• Dataset records:
····················
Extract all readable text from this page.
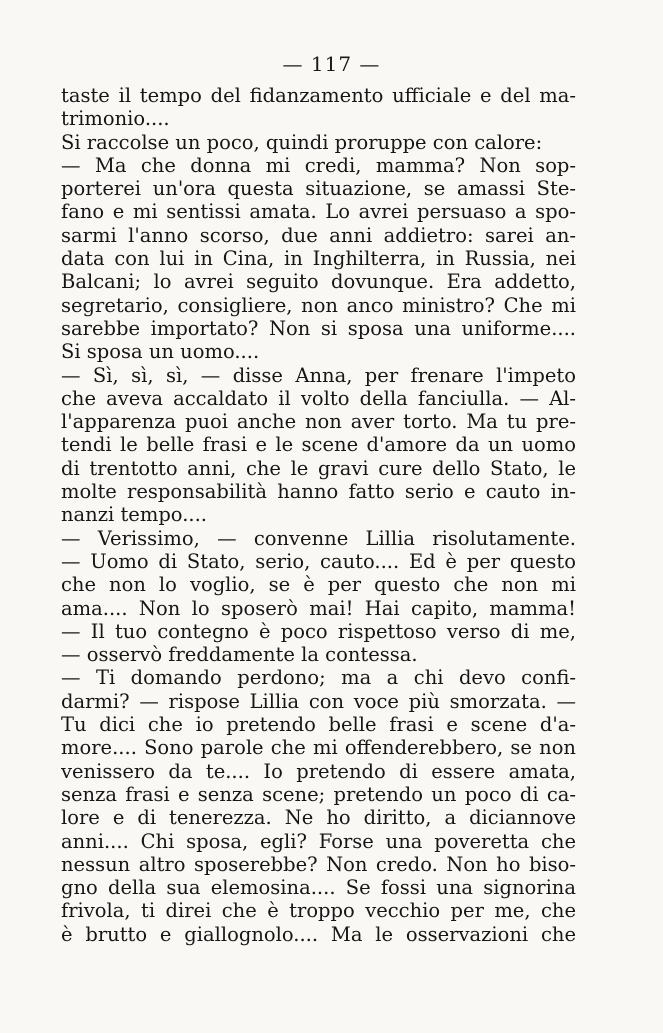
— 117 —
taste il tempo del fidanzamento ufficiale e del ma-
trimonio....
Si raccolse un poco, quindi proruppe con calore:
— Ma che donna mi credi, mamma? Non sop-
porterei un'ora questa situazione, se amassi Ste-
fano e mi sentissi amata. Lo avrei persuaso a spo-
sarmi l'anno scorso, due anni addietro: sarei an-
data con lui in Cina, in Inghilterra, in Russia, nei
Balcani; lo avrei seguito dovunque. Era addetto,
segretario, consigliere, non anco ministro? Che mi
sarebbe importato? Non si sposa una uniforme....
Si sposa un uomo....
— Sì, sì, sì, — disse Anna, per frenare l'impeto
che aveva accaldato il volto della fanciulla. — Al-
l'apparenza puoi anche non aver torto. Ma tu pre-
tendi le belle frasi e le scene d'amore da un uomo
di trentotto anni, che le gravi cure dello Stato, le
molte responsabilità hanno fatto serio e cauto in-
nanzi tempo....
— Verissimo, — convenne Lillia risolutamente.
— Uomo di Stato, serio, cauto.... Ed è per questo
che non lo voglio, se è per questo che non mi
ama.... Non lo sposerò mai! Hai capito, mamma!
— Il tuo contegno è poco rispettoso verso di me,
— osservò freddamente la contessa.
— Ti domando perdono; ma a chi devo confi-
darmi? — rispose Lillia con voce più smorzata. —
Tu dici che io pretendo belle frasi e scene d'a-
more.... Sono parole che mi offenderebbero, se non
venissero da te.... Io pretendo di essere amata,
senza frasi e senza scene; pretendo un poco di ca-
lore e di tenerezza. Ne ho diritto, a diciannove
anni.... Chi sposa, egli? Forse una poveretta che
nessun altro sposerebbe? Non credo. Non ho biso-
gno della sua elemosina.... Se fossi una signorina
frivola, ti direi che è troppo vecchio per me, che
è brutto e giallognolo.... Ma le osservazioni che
····················
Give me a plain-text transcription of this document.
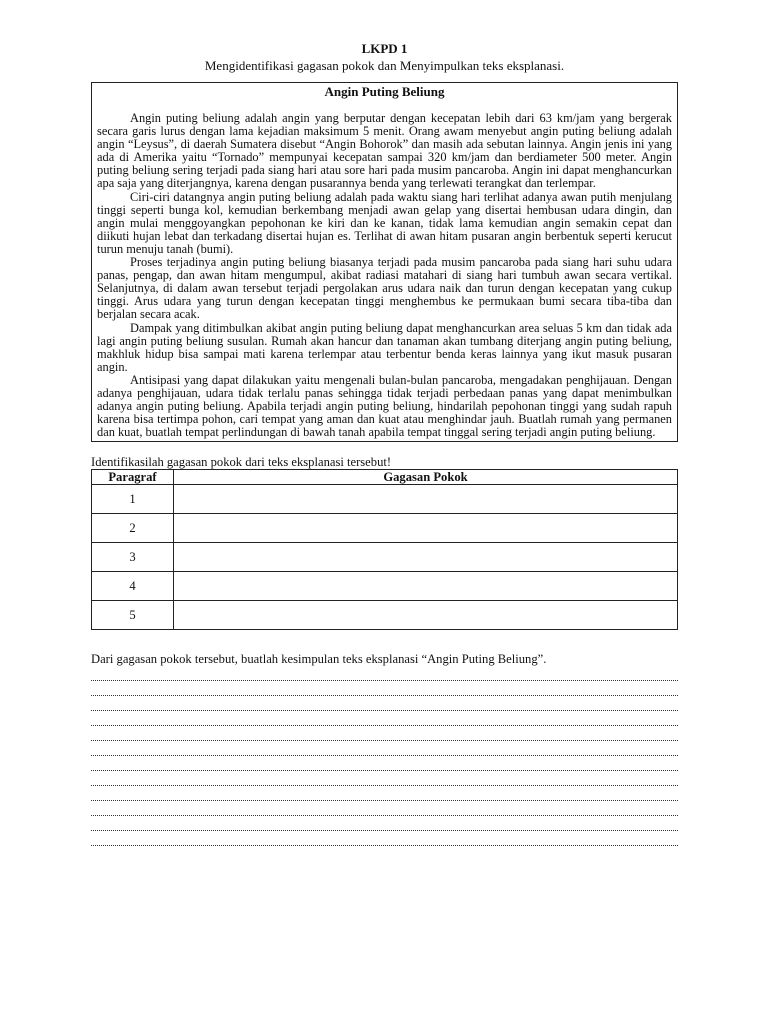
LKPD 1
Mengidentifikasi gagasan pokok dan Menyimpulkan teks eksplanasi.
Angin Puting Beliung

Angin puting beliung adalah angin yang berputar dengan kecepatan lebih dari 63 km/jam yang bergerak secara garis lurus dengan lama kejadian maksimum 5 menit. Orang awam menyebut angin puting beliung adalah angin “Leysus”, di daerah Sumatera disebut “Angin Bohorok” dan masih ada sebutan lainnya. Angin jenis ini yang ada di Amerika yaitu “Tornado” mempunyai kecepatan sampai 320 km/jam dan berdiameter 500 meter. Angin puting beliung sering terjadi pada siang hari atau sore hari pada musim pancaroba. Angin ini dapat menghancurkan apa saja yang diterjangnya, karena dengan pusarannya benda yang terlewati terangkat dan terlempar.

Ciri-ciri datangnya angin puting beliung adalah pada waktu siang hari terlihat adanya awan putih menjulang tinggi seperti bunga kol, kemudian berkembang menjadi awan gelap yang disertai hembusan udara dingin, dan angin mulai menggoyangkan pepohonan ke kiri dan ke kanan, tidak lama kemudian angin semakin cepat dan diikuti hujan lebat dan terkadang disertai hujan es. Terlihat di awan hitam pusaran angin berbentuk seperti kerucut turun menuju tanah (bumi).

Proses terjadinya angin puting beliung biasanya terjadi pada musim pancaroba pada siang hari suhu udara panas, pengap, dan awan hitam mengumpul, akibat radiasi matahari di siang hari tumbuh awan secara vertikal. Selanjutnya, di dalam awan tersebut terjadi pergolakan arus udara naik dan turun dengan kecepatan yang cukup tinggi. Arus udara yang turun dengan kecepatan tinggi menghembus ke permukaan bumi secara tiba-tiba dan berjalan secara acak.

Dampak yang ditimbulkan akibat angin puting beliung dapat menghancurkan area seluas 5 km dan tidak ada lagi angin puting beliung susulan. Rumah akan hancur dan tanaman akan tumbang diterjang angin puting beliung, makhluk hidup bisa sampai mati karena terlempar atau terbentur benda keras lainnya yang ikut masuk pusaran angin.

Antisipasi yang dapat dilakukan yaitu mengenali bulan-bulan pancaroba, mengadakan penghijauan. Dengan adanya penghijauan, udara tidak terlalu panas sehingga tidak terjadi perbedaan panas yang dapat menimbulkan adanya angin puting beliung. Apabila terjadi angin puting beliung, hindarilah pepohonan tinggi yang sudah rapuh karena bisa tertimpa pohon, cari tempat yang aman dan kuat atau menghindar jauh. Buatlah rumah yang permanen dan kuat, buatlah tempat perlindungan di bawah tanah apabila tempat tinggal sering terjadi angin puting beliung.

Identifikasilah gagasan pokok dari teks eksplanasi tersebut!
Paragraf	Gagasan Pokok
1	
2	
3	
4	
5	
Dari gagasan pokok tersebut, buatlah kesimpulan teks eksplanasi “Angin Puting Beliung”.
····················
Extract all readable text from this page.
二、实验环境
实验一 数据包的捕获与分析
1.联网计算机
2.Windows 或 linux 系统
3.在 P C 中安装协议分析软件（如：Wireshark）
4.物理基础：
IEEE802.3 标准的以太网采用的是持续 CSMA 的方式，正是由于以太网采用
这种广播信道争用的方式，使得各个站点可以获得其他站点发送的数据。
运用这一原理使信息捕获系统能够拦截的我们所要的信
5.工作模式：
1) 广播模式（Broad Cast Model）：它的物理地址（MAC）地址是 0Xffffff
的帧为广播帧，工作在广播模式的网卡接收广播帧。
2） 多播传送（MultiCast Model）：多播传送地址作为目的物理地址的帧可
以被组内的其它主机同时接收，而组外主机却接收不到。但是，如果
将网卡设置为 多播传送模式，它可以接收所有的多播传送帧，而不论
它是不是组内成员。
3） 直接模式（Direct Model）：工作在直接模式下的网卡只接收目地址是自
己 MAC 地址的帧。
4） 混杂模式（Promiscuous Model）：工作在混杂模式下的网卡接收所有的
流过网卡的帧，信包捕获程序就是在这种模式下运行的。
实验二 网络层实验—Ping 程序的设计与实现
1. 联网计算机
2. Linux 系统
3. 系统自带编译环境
····················
• Your objective: Consider the entries above and return each line with the string "Model".

• Exercise solution:
1) 广播模式（Broad Cast Model）：它的物理地址（MAC）地址是 0Xffffff
2） 多播传送（MultiCast Model）：多播传送地址作为目的物理地址的帧可
3） 直接模式（Direct Model）：工作在直接模式下的网卡只接收目地址是自
4） 混杂模式（Promiscuous Model）：工作在混杂模式下的网卡接收所有的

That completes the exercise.